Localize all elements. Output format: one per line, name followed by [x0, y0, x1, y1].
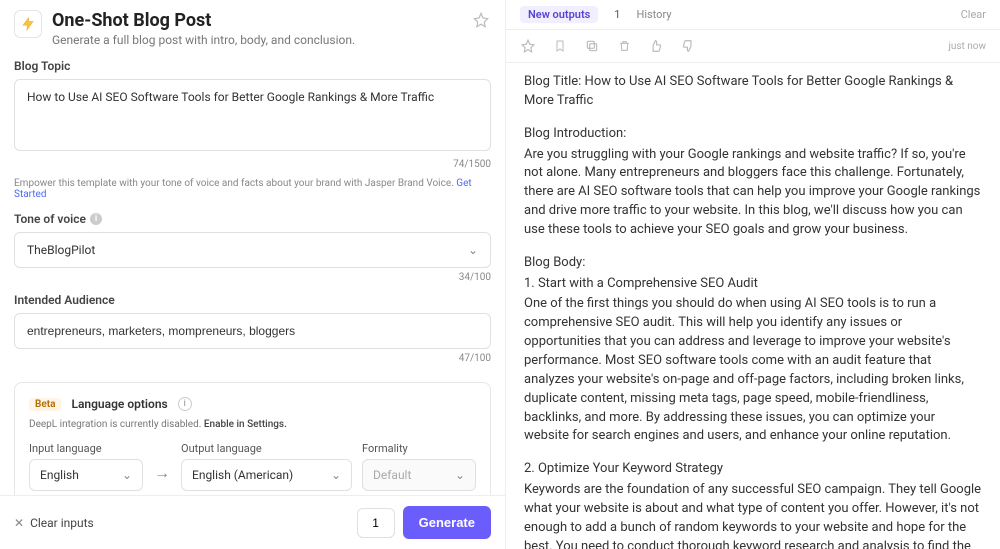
formality-label: Formality — [362, 442, 476, 455]
brand-voice-hint: Empower this template with your tone of … — [14, 178, 491, 200]
deepl-note: DeepL integration is currently disabled.… — [29, 419, 476, 430]
audience-label: Intended Audience — [14, 293, 491, 307]
thumbs-down-icon[interactable] — [680, 38, 696, 54]
tone-select[interactable]: TheBlogPilot ⌄ — [14, 232, 491, 268]
arrow-right-icon: → — [153, 463, 171, 491]
star-icon[interactable] — [520, 38, 536, 54]
section-2-heading: 2. Optimize Your Keyword Strategy — [524, 460, 982, 479]
clear-outputs-button[interactable]: Clear — [961, 8, 986, 21]
language-options-title: Language options — [71, 397, 167, 411]
beta-badge: Beta — [29, 398, 61, 411]
close-icon: ✕ — [14, 516, 24, 530]
blog-topic-counter: 74/1500 — [14, 159, 491, 170]
clear-inputs-button[interactable]: ✕ Clear inputs — [14, 516, 94, 530]
intro-text: Are you struggling with your Google rank… — [524, 146, 982, 240]
generate-button[interactable]: Generate — [403, 506, 491, 539]
input-language-select[interactable]: English⌄ — [29, 459, 143, 491]
chevron-down-icon: ⌄ — [122, 468, 132, 482]
tone-counter: 34/100 — [14, 272, 491, 283]
blog-topic-input[interactable] — [14, 79, 491, 151]
template-header: One-Shot Blog Post Generate a full blog … — [0, 0, 505, 53]
output-tabs: New outputs 1 History Clear — [506, 0, 1000, 30]
blog-topic-label: Blog Topic — [14, 59, 491, 73]
bookmark-icon[interactable] — [552, 38, 568, 54]
output-title: Blog Title: How to Use AI SEO Software T… — [524, 73, 982, 111]
language-options-card: Beta Language options i DeepL integratio… — [14, 382, 491, 495]
formality-select[interactable]: Default⌄ — [362, 459, 476, 491]
intro-heading: Blog Introduction: — [524, 125, 982, 144]
template-title: One-Shot Blog Post — [52, 10, 461, 31]
delete-icon[interactable] — [616, 38, 632, 54]
lightning-icon — [14, 10, 42, 38]
left-panel: One-Shot Blog Post Generate a full blog … — [0, 0, 505, 549]
new-outputs-count: 1 — [614, 8, 620, 21]
enable-settings-link[interactable]: Enable in Settings. — [204, 419, 287, 430]
chevron-down-icon: ⌄ — [331, 468, 341, 482]
copy-icon[interactable] — [584, 38, 600, 54]
body-heading: Blog Body: — [524, 254, 982, 273]
chevron-down-icon: ⌄ — [455, 468, 465, 482]
left-footer: ✕ Clear inputs Generate — [0, 495, 505, 549]
favorite-button[interactable] — [471, 10, 491, 30]
new-outputs-tab[interactable]: New outputs — [520, 6, 598, 23]
output-toolbar: just now — [506, 30, 1000, 63]
audience-counter: 47/100 — [14, 353, 491, 364]
output-count-input[interactable] — [357, 508, 395, 538]
section-2-text: Keywords are the foundation of any succe… — [524, 481, 982, 549]
output-language-select[interactable]: English (American)⌄ — [181, 459, 352, 491]
template-subtitle: Generate a full blog post with intro, bo… — [52, 33, 461, 47]
audience-input[interactable] — [14, 313, 491, 349]
section-1-heading: 1. Start with a Comprehensive SEO Audit — [524, 275, 982, 294]
thumbs-up-icon[interactable] — [648, 38, 664, 54]
section-1-text: One of the first things you should do wh… — [524, 295, 982, 446]
history-tab[interactable]: History — [636, 8, 671, 21]
output-language-label: Output language — [181, 442, 352, 455]
info-icon: i — [90, 213, 102, 225]
right-panel: New outputs 1 History Clear just now Blo… — [505, 0, 1000, 549]
tone-label: Tone of voice — [14, 212, 86, 226]
timestamp: just now — [948, 41, 986, 52]
output-body: Blog Title: How to Use AI SEO Software T… — [506, 63, 1000, 549]
chevron-down-icon: ⌄ — [468, 243, 478, 257]
help-icon[interactable]: i — [178, 397, 192, 411]
input-language-label: Input language — [29, 442, 143, 455]
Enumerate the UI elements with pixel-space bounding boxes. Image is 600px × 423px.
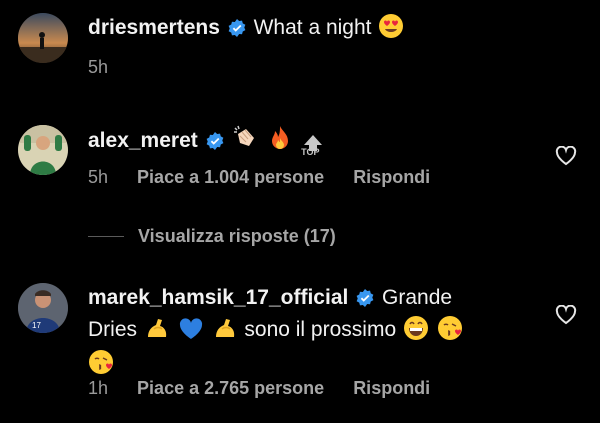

..........

TASK DIRECTIONS: Copy every line of the entries above word for word, leaving out the pictures.

RESULT OF THE TASK:
Localize all elements. Output format: one per line, name followed by [x0, y0, x1, y1].
formality-label: Formality — [362, 442, 476, 455]
brand-voice-hint: Empower this template with your tone of … — [14, 178, 491, 200]
deepl-note: DeepL integration is currently disabled.… — [29, 419, 476, 430]
audience-label: Intended Audience — [14, 293, 491, 307]
thumbs-down-icon[interactable] — [680, 38, 696, 54]
tone-select[interactable]: TheBlogPilot ⌄ — [14, 232, 491, 268]
arrow-right-icon: → — [153, 463, 171, 491]
star-icon[interactable] — [520, 38, 536, 54]
section-2-heading: 2. Optimize Your Keyword Strategy — [524, 460, 982, 479]
clear-outputs-button[interactable]: Clear — [961, 8, 986, 21]
language-options-title: Language options — [71, 397, 167, 411]
beta-badge: Beta — [29, 398, 61, 411]
close-icon: ✕ — [14, 516, 24, 530]
blog-topic-counter: 74/1500 — [14, 159, 491, 170]
clear-inputs-button[interactable]: ✕ Clear inputs — [14, 516, 94, 530]
intro-text: Are you struggling with your Google rank… — [524, 146, 982, 240]
generate-button[interactable]: Generate — [403, 506, 491, 539]
input-language-select[interactable]: English⌄ — [29, 459, 143, 491]
chevron-down-icon: ⌄ — [122, 468, 132, 482]
tone-counter: 34/100 — [14, 272, 491, 283]
blog-topic-input[interactable] — [14, 79, 491, 151]
template-header: One-Shot Blog Post Generate a full blog … — [0, 0, 505, 53]
output-tabs: New outputs 1 History Clear — [506, 0, 1000, 30]
blog-topic-label: Blog Topic — [14, 59, 491, 73]
bookmark-icon[interactable] — [552, 38, 568, 54]
output-title: Blog Title: How to Use AI SEO Software T… — [524, 73, 982, 111]
language-options-card: Beta Language options i DeepL integratio… — [14, 382, 491, 495]
formality-select[interactable]: Default⌄ — [362, 459, 476, 491]
intro-heading: Blog Introduction: — [524, 125, 982, 144]
template-title: One-Shot Blog Post — [52, 10, 461, 31]
delete-icon[interactable] — [616, 38, 632, 54]
lightning-icon — [14, 10, 42, 38]
left-panel: One-Shot Blog Post Generate a full blog … — [0, 0, 505, 549]
new-outputs-count: 1 — [614, 8, 620, 21]
enable-settings-link[interactable]: Enable in Settings. — [204, 419, 287, 430]
chevron-down-icon: ⌄ — [331, 468, 341, 482]
copy-icon[interactable] — [584, 38, 600, 54]
body-heading: Blog Body: — [524, 254, 982, 273]
chevron-down-icon: ⌄ — [455, 468, 465, 482]
left-footer: ✕ Clear inputs Generate — [0, 495, 505, 549]
favorite-button[interactable] — [471, 10, 491, 30]
new-outputs-tab[interactable]: New outputs — [520, 6, 598, 23]
output-toolbar: just now — [506, 30, 1000, 63]
audience-counter: 47/100 — [14, 353, 491, 364]
output-count-input[interactable] — [357, 508, 395, 538]
section-2-text: Keywords are the foundation of any succe… — [524, 481, 982, 549]
output-language-select[interactable]: English (American)⌄ — [181, 459, 352, 491]
template-subtitle: Generate a full blog post with intro, bo… — [52, 33, 461, 47]
audience-input[interactable] — [14, 313, 491, 349]
section-1-heading: 1. Start with a Comprehensive SEO Audit — [524, 275, 982, 294]
thumbs-up-icon[interactable] — [648, 38, 664, 54]
section-1-text: One of the first things you should do wh… — [524, 295, 982, 446]
history-tab[interactable]: History — [636, 8, 671, 21]
output-language-label: Output language — [181, 442, 352, 455]
info-icon: i — [90, 213, 102, 225]
right-panel: New outputs 1 History Clear just now Blo… — [505, 0, 1000, 549]
tone-label: Tone of voice — [14, 212, 86, 226]
timestamp: just now — [948, 41, 986, 52]
output-body: Blog Title: How to Use AI SEO Software T… — [506, 63, 1000, 549]
chevron-down-icon: ⌄ — [468, 243, 478, 257]
help-icon[interactable]: i — [178, 397, 192, 411]
input-language-label: Input language — [29, 442, 143, 455]
Enumerate the UI elements with pixel-space bounding boxes. Image is 600px × 423px.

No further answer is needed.